TASK BRIEF:
Word for word, print each line of the listing below; pictures stay out.

== SUPPLIED RECORDS

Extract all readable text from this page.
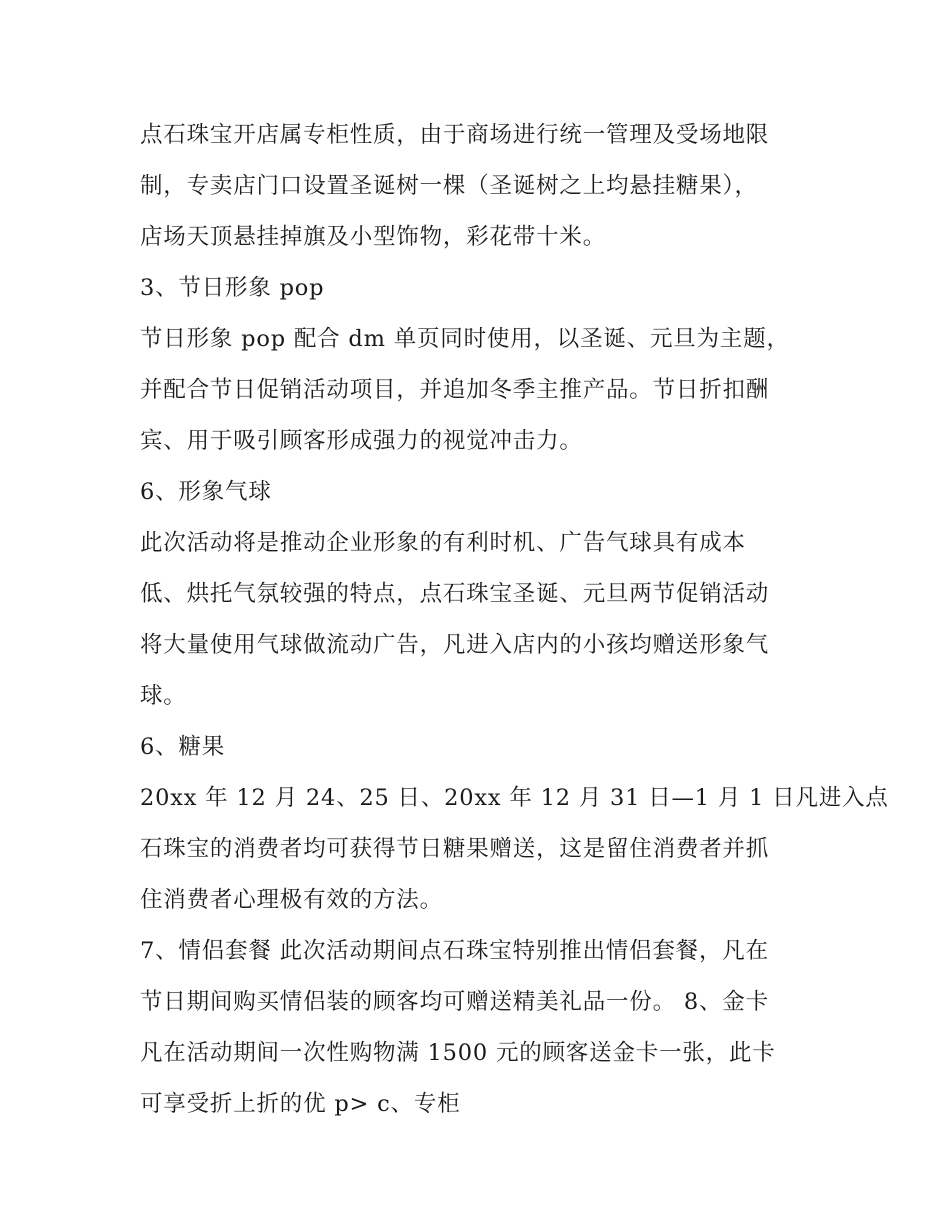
点石珠宝开店属专柜性质，由于商场进行统一管理及受场地限
制，专卖店门口设置圣诞树一棵（圣诞树之上均悬挂糖果），
店场天顶悬挂掉旗及小型饰物，彩花带十米。
3、节日形象 pop
节日形象 pop 配合 dm 单页同时使用，以圣诞、元旦为主题，
并配合节日促销活动项目，并追加冬季主推产品。节日折扣酬
宾、用于吸引顾客形成强力的视觉冲击力。
6、形象气球
此次活动将是推动企业形象的有利时机、广告气球具有成本
低、烘托气氛较强的特点，点石珠宝圣诞、元旦两节促销活动
将大量使用气球做流动广告，凡进入店内的小孩均赠送形象气
球。
6、糖果
20xx 年 12 月 24、25 日、20xx 年 12 月 31 日—1 月 1 日凡进入点
石珠宝的消费者均可获得节日糖果赠送，这是留住消费者并抓
住消费者心理极有效的方法。
7、情侣套餐 此次活动期间点石珠宝特别推出情侣套餐，凡在
节日期间购买情侣装的顾客均可赠送精美礼品一份。 8、金卡
凡在活动期间一次性购物满 1500 元的顾客送金卡一张，此卡
可享受折上折的优 p> c、专柜
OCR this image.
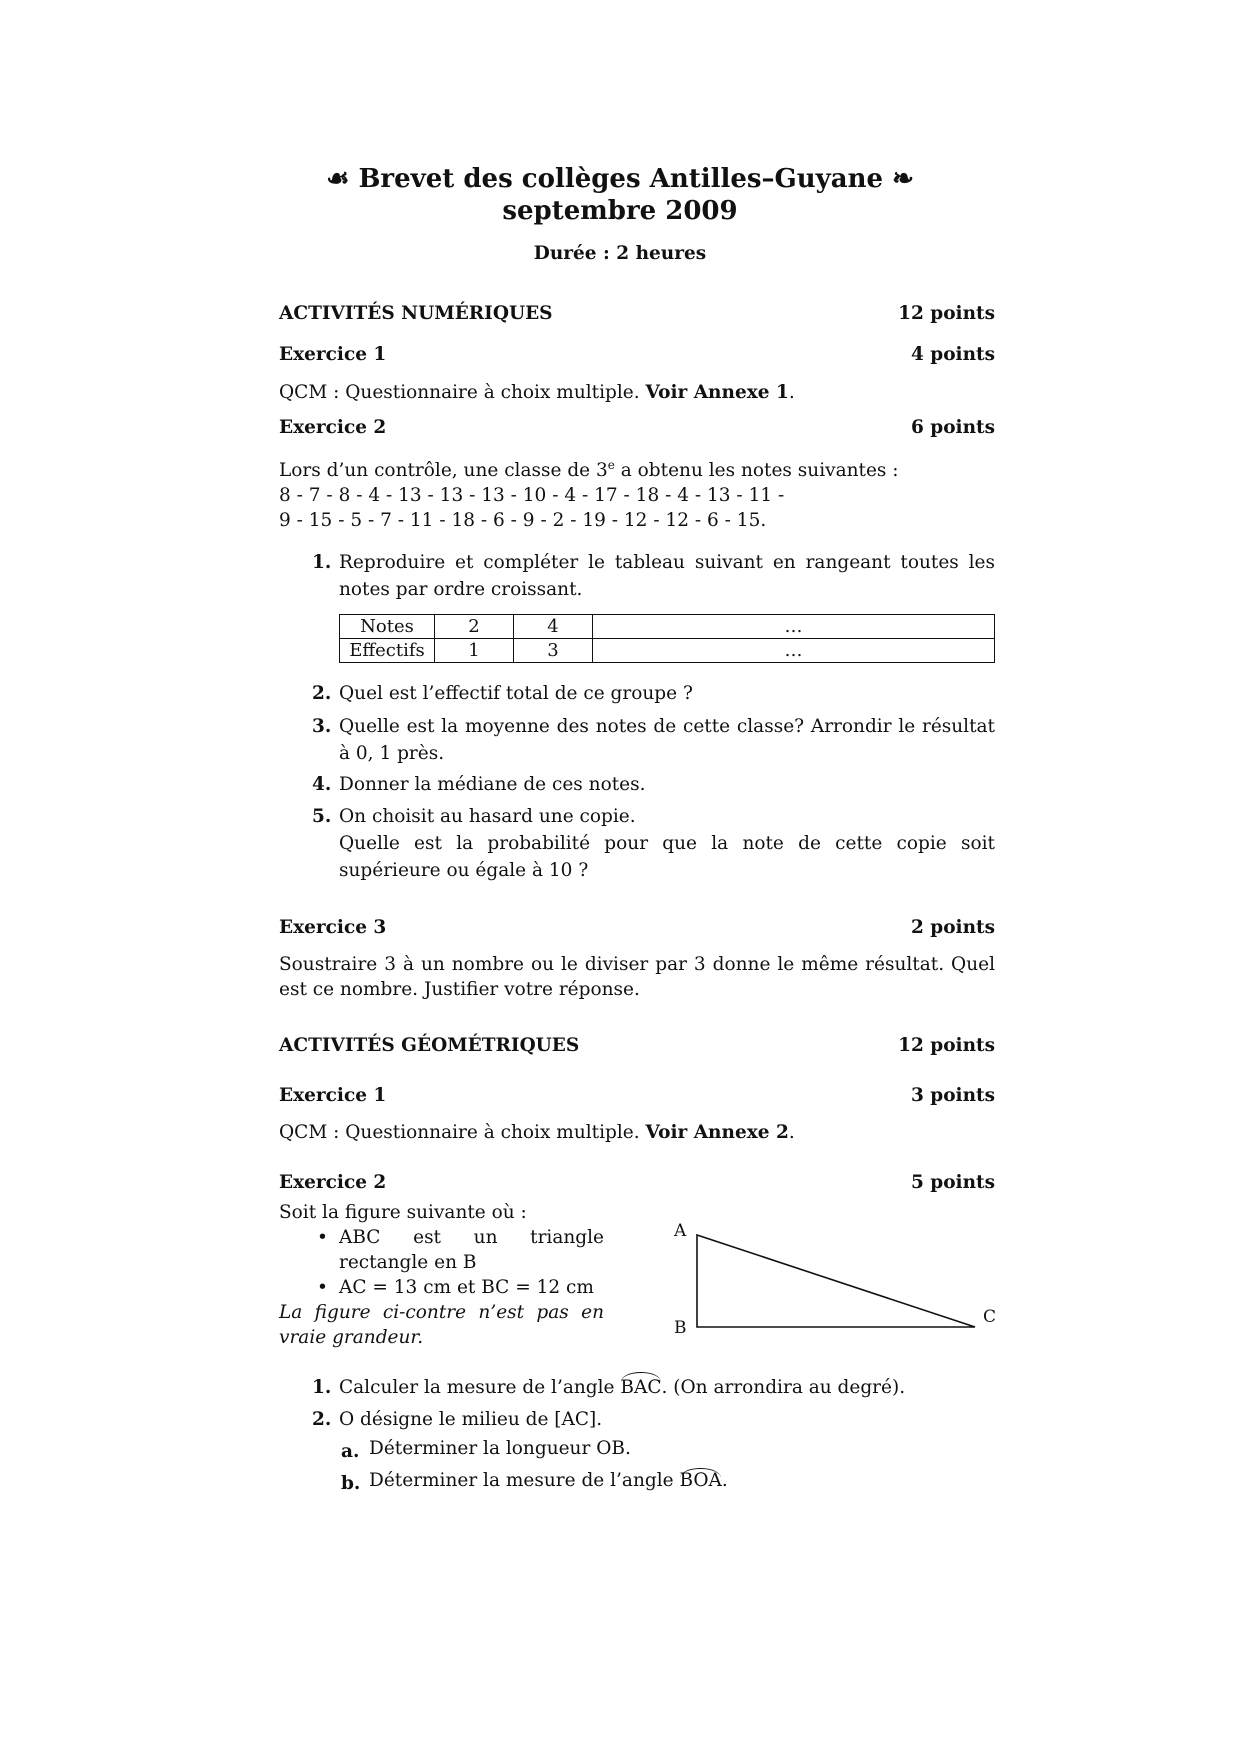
☙ Brevet des collèges Antilles–Guyane ❧
septembre 2009
Durée : 2 heures
ACTIVITÉS NUMÉRIQUES	12 points
Exercice 1	4 points
QCM : Questionnaire à choix multiple. Voir Annexe 1.
Exercice 2	6 points
Lors d’un contrôle, une classe de 3e a obtenu les notes suivantes :
8 - 7 - 8 - 4 - 13 - 13 - 13 - 10 - 4 - 17 - 18 - 4 - 13 - 11 -
9 - 15 - 5 - 7 - 11 - 18 - 6 - 9 - 2 - 19 - 12 - 12 - 6 - 15.
1. Reproduire et compléter le tableau suivant en rangeant toutes les notes par ordre croissant.
Notes	2	4	…
Effectifs	1	3	…
2. Quel est l’effectif total de ce groupe ?
3. Quelle est la moyenne des notes de cette classe? Arrondir le résultat à 0, 1 près.
4. Donner la médiane de ces notes.
5. On choisit au hasard une copie.
Quelle est la probabilité pour que la note de cette copie soit supérieure ou égale à 10 ?
Exercice 3	2 points
Soustraire 3 à un nombre ou le diviser par 3 donne le même résultat. Quel est ce nombre. Justifier votre réponse.
ACTIVITÉS GÉOMÉTRIQUES	12 points
Exercice 1	3 points
QCM : Questionnaire à choix multiple. Voir Annexe 2.
Exercice 2	5 points
Soit la figure suivante où :
• ABC est un triangle rectangle en B
• AC = 13 cm et BC = 12 cm
La figure ci-contre n’est pas en vraie grandeur.
A
B
C
1. Calculer la mesure de l’angle BAC. (On arrondira au degré).
2. O désigne le milieu de [AC].
a. Déterminer la longueur OB.
b. Déterminer la mesure de l’angle BOA.
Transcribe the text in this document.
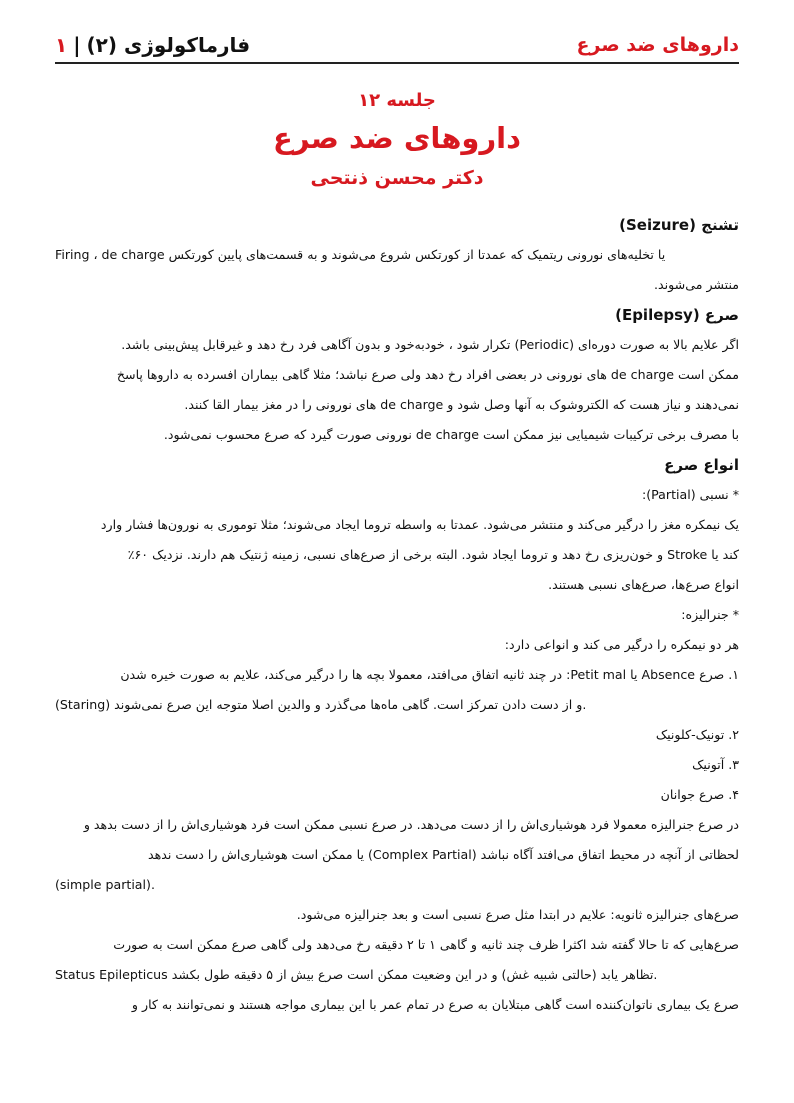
داروهای ضد صرع
فارماکولوژی (۲)|۱
جلسه ۱۲
داروهای ضد صرع
دکتر محسن ذنتحی
تشنج (Seizure)
Firing ، de charge یا تخلیه‌های نورونی ریتمیک که عمدتا از کورتکس شروع می‌شوند و به قسمت‌های پایین کورتکس
منتشر می‌شوند.
صرع (Epilepsy)
اگر علایم بالا به صورت دوره‌ای (Periodic) تکرار شود ، خودبه‌خود و بدون آگاهی فرد رخ دهد و غیرقابل پیش‌بینی باشد.
ممکن است de charge های نورونی در بعضی افراد رخ دهد ولی صرع نباشد؛ مثلا گاهی بیماران افسرده به داروها پاسخ
نمی‌دهند و نیاز هست که الکتروشوک به آنها وصل شود و de charge های نورونی را در مغز بیمار القا کنند.
با مصرف برخی ترکیبات شیمیایی نیز ممکن است de charge نورونی صورت گیرد که صرع محسوب نمی‌شود.
انواع صرع
* نسبی (Partial):
یک نیمکره مغز را درگیر می‌کند و منتشر می‌شود. عمدتا به واسطه تروما ایجاد می‌شوند؛ مثلا توموری به نورون‌ها فشار وارد
کند یا Stroke و خون‌ریزی رخ دهد و تروما ایجاد شود. البته برخی از صرع‌های نسبی، زمینه ژنتیک هم دارند. نزدیک ۶۰٪
انواع صرع‌ها، صرع‌های نسبی هستند.
* جنرالیزه:
هر دو نیمکره را درگیر می کند و انواعی دارد:
۱. صرع Absence یا Petit mal: در چند ثانیه اتفاق می‌افتد، معمولا بچه ها را درگیر می‌کند، علایم به صورت خیره شدن
(Staring) و از دست دادن تمرکز است. گاهی ماه‌ها می‌گذرد و والدین اصلا متوجه این صرع نمی‌شوند.
۲. تونیک-کلونیک
۳. آتونیک
۴. صرع جوانان
در صرع جنرالیزه معمولا فرد هوشیاری‌اش را از دست می‌دهد. در صرع نسبی ممکن است فرد هوشیاری‌اش را از دست بدهد و
لحظاتی از آنچه در محیط اتفاق می‌افتد آگاه نباشد (Complex Partial) یا ممکن است هوشیاری‌اش را دست ندهد
(simple partial).
صرع‌های جنرالیزه ثانویه: علایم در ابتدا مثل صرع نسبی است و بعد جنرالیزه می‌شود.
صرع‌هایی که تا حالا گفته شد اکثرا ظرف چند ثانیه و گاهی ۱ تا ۲ دقیقه رخ می‌دهد ولی گاهی صرع ممکن است به صورت
Status Epilepticus تظاهر یابد (حالتی شبیه غش) و در این وضعیت ممکن است صرع بیش از ۵ دقیقه طول بکشد.
صرع یک بیماری ناتوان‌کننده است گاهی مبتلایان به صرع در تمام عمر با این بیماری مواجه هستند و نمی‌توانند به کار و
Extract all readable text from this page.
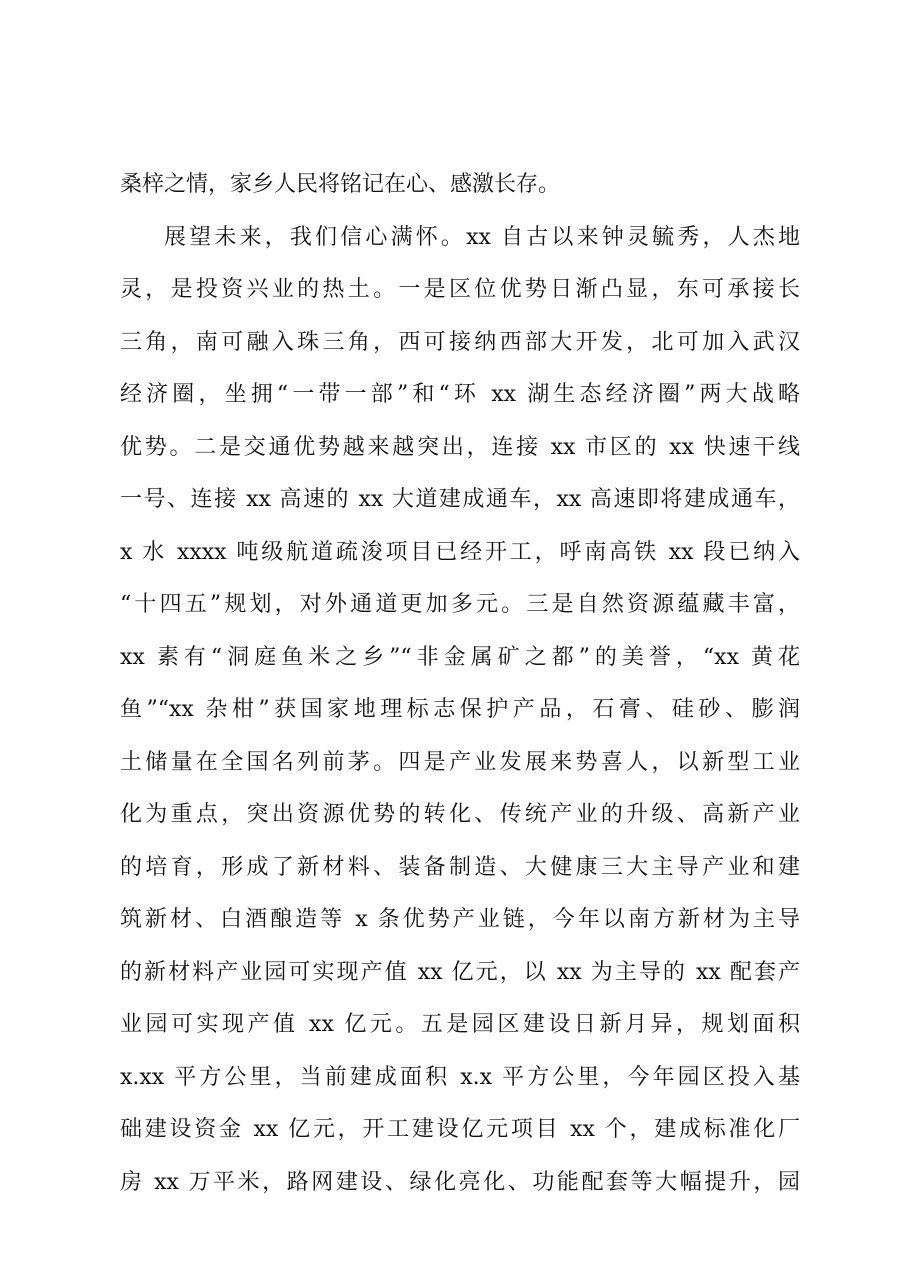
桑梓之情，家乡人民将铭记在心、感激长存。
展望未来，我们信心满怀。xx 自古以来钟灵毓秀，人杰地
灵，是投资兴业的热土。一是区位优势日渐凸显，东可承接长
三角，南可融入珠三角，西可接纳西部大开发，北可加入武汉
经济圈，坐拥“一带一部”和“环 xx 湖生态经济圈”两大战略
优势。二是交通优势越来越突出，连接 xx 市区的 xx 快速干线
一号、连接 xx 高速的 xx 大道建成通车，xx 高速即将建成通车，
x 水 xxxx 吨级航道疏浚项目已经开工，呼南高铁 xx 段已纳入
“十四五”规划，对外通道更加多元。三是自然资源蕴藏丰富，
xx 素有“洞庭鱼米之乡”“非金属矿之都”的美誉，“xx 黄花
鱼”“xx 杂柑”获国家地理标志保护产品，石膏、硅砂、膨润
土储量在全国名列前茅。四是产业发展来势喜人，以新型工业
化为重点，突出资源优势的转化、传统产业的升级、高新产业
的培育，形成了新材料、装备制造、大健康三大主导产业和建
筑新材、白酒酿造等 x 条优势产业链，今年以南方新材为主导
的新材料产业园可实现产值 xx 亿元，以 xx 为主导的 xx 配套产
业园可实现产值 xx 亿元。五是园区建设日新月异，规划面积
x.xx 平方公里，当前建成面积 x.x 平方公里，今年园区投入基
础建设资金 xx 亿元，开工建设亿元项目 xx 个，建成标准化厂
房 xx 万平米，路网建设、绿化亮化、功能配套等大幅提升，园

====

RESPONSE TO THE EXERCISE:
Extract all readable text from this page.
点石珠宝开店属专柜性质，由于商场进行统一管理及受场地限
制，专卖店门口设置圣诞树一棵（圣诞树之上均悬挂糖果），
店场天顶悬挂掉旗及小型饰物，彩花带十米。
3、节日形象 pop
节日形象 pop 配合 dm 单页同时使用，以圣诞、元旦为主题，
并配合节日促销活动项目，并追加冬季主推产品。节日折扣酬
宾、用于吸引顾客形成强力的视觉冲击力。
6、形象气球
此次活动将是推动企业形象的有利时机、广告气球具有成本
低、烘托气氛较强的特点，点石珠宝圣诞、元旦两节促销活动
将大量使用气球做流动广告，凡进入店内的小孩均赠送形象气
球。
6、糖果
20xx 年 12 月 24、25 日、20xx 年 12 月 31 日—1 月 1 日凡进入点
石珠宝的消费者均可获得节日糖果赠送，这是留住消费者并抓
住消费者心理极有效的方法。
7、情侣套餐 此次活动期间点石珠宝特别推出情侣套餐，凡在
节日期间购买情侣装的顾客均可赠送精美礼品一份。 8、金卡
凡在活动期间一次性购物满 1500 元的顾客送金卡一张，此卡
可享受折上折的优 p> c、专柜
OCR this image.
☙ Brevet des collèges Antilles–Guyane ❧
septembre 2009
Durée : 2 heures
ACTIVITÉS NUMÉRIQUES	12 points
Exercice 1	4 points
QCM : Questionnaire à choix multiple. Voir Annexe 1.
Exercice 2	6 points
Lors d’un contrôle, une classe de 3e a obtenu les notes suivantes :
8 - 7 - 8 - 4 - 13 - 13 - 13 - 10 - 4 - 17 - 18 - 4 - 13 - 11 -
9 - 15 - 5 - 7 - 11 - 18 - 6 - 9 - 2 - 19 - 12 - 12 - 6 - 15.
1. Reproduire et compléter le tableau suivant en rangeant toutes les notes par ordre croissant.
Notes	2	4	…
Effectifs	1	3	…
2. Quel est l’effectif total de ce groupe ?
3. Quelle est la moyenne des notes de cette classe? Arrondir le résultat à 0, 1 près.
4. Donner la médiane de ces notes.
5. On choisit au hasard une copie.
Quelle est la probabilité pour que la note de cette copie soit supérieure ou égale à 10 ?
Exercice 3	2 points
Soustraire 3 à un nombre ou le diviser par 3 donne le même résultat. Quel est ce nombre. Justifier votre réponse.
ACTIVITÉS GÉOMÉTRIQUES	12 points
Exercice 1	3 points
QCM : Questionnaire à choix multiple. Voir Annexe 2.
Exercice 2	5 points
Soit la figure suivante où :
• ABC est un triangle rectangle en B
• AC = 13 cm et BC = 12 cm
La figure ci-contre n’est pas en vraie grandeur.
A
B
C
1. Calculer la mesure de l’angle BAC. (On arrondira au degré).
2. O désigne le milieu de [AC].
a. Déterminer la longueur OB.
b. Déterminer la mesure de l’angle BOA.
Transcribe the text in this document.
داروهای ضد صرع
فارماکولوژی (۲)|۱
جلسه ۱۲
داروهای ضد صرع
دکتر محسن ذنتحی
تشنج (Seizure)
Firing ، de charge یا تخلیه‌های نورونی ریتمیک که عمدتا از کورتکس شروع می‌شوند و به قسمت‌های پایین کورتکس
منتشر می‌شوند.
صرع (Epilepsy)
اگر علایم بالا به صورت دوره‌ای (Periodic) تکرار شود ، خودبه‌خود و بدون آگاهی فرد رخ دهد و غیرقابل پیش‌بینی باشد.
ممکن است de charge های نورونی در بعضی افراد رخ دهد ولی صرع نباشد؛ مثلا گاهی بیماران افسرده به داروها پاسخ
نمی‌دهند و نیاز هست که الکتروشوک به آنها وصل شود و de charge های نورونی را در مغز بیمار القا کنند.
با مصرف برخی ترکیبات شیمیایی نیز ممکن است de charge نورونی صورت گیرد که صرع محسوب نمی‌شود.
انواع صرع
* نسبی (Partial):
یک نیمکره مغز را درگیر می‌کند و منتشر می‌شود. عمدتا به واسطه تروما ایجاد می‌شوند؛ مثلا توموری به نورون‌ها فشار وارد
کند یا Stroke و خون‌ریزی رخ دهد و تروما ایجاد شود. البته برخی از صرع‌های نسبی، زمینه ژنتیک هم دارند. نزدیک ۶۰٪
انواع صرع‌ها، صرع‌های نسبی هستند.
* جنرالیزه:
هر دو نیمکره را درگیر می کند و انواعی دارد:
۱. صرع Absence یا Petit mal: در چند ثانیه اتفاق می‌افتد، معمولا بچه ها را درگیر می‌کند، علایم به صورت خیره شدن
(Staring) و از دست دادن تمرکز است. گاهی ماه‌ها می‌گذرد و والدین اصلا متوجه این صرع نمی‌شوند.
۲. تونیک-کلونیک
۳. آتونیک
۴. صرع جوانان
در صرع جنرالیزه معمولا فرد هوشیاری‌اش را از دست می‌دهد. در صرع نسبی ممکن است فرد هوشیاری‌اش را از دست بدهد و
لحظاتی از آنچه در محیط اتفاق می‌افتد آگاه نباشد (Complex Partial) یا ممکن است هوشیاری‌اش را دست ندهد
(simple partial).
صرع‌های جنرالیزه ثانویه: علایم در ابتدا مثل صرع نسبی است و بعد جنرالیزه می‌شود.
صرع‌هایی که تا حالا گفته شد اکثرا ظرف چند ثانیه و گاهی ۱ تا ۲ دقیقه رخ می‌دهد ولی گاهی صرع ممکن است به صورت
Status Epilepticus تظاهر یابد (حالتی شبیه غش) و در این وضعیت ممکن است صرع بیش از ۵ دقیقه طول بکشد.
صرع یک بیماری ناتوان‌کننده است گاهی مبتلایان به صرع در تمام عمر با این بیماری مواجه هستند و نمی‌توانند به کار و
Extract all readable text from this page.
桑梓之情，家乡人民将铭记在心、感激长存。
展望未来，我们信心满怀。xx 自古以来钟灵毓秀，人杰地
灵，是投资兴业的热土。一是区位优势日渐凸显，东可承接长
三角，南可融入珠三角，西可接纳西部大开发，北可加入武汉
经济圈，坐拥“一带一部”和“环 xx 湖生态经济圈”两大战略
优势。二是交通优势越来越突出，连接 xx 市区的 xx 快速干线
一号、连接 xx 高速的 xx 大道建成通车，xx 高速即将建成通车，
x 水 xxxx 吨级航道疏浚项目已经开工，呼南高铁 xx 段已纳入
“十四五”规划，对外通道更加多元。三是自然资源蕴藏丰富，
xx 素有“洞庭鱼米之乡”“非金属矿之都”的美誉，“xx 黄花
鱼”“xx 杂柑”获国家地理标志保护产品，石膏、硅砂、膨润
土储量在全国名列前茅。四是产业发展来势喜人，以新型工业
化为重点，突出资源优势的转化、传统产业的升级、高新产业
的培育，形成了新材料、装备制造、大健康三大主导产业和建
筑新材、白酒酿造等 x 条优势产业链，今年以南方新材为主导
的新材料产业园可实现产值 xx 亿元，以 xx 为主导的 xx 配套产
业园可实现产值 xx 亿元。五是园区建设日新月异，规划面积
x.xx 平方公里，当前建成面积 x.x 平方公里，今年园区投入基
础建设资金 xx 亿元，开工建设亿元项目 xx 个，建成标准化厂
房 xx 万平米，路网建设、绿化亮化、功能配套等大幅提升，园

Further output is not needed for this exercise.